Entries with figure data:
• • • • • • •

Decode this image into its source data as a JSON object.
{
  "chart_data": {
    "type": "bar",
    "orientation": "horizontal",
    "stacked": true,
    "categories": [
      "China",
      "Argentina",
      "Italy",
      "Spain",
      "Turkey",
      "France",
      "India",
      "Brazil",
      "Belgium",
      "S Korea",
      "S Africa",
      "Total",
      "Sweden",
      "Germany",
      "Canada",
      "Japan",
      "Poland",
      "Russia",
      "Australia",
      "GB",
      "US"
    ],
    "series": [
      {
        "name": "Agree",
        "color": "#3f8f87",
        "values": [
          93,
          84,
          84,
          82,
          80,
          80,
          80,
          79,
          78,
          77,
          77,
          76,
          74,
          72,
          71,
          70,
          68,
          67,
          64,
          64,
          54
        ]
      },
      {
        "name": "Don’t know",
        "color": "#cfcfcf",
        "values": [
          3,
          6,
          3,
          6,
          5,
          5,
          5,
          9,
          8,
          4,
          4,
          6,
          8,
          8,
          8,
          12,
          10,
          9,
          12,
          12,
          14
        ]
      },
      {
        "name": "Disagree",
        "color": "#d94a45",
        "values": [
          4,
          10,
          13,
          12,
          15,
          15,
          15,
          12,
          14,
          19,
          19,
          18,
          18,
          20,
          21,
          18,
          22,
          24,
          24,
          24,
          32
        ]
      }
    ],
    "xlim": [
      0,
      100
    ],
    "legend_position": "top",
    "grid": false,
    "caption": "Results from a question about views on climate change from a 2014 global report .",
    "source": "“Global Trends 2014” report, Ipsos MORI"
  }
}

• • • • • • •

WHAT YOU NEED TO DO - Copy every line above that includes the string "name".

OUTPUT OF THE EXERCISE -
        "name": "Agree",
        "name": "Don’t know",
        "name": "Disagree",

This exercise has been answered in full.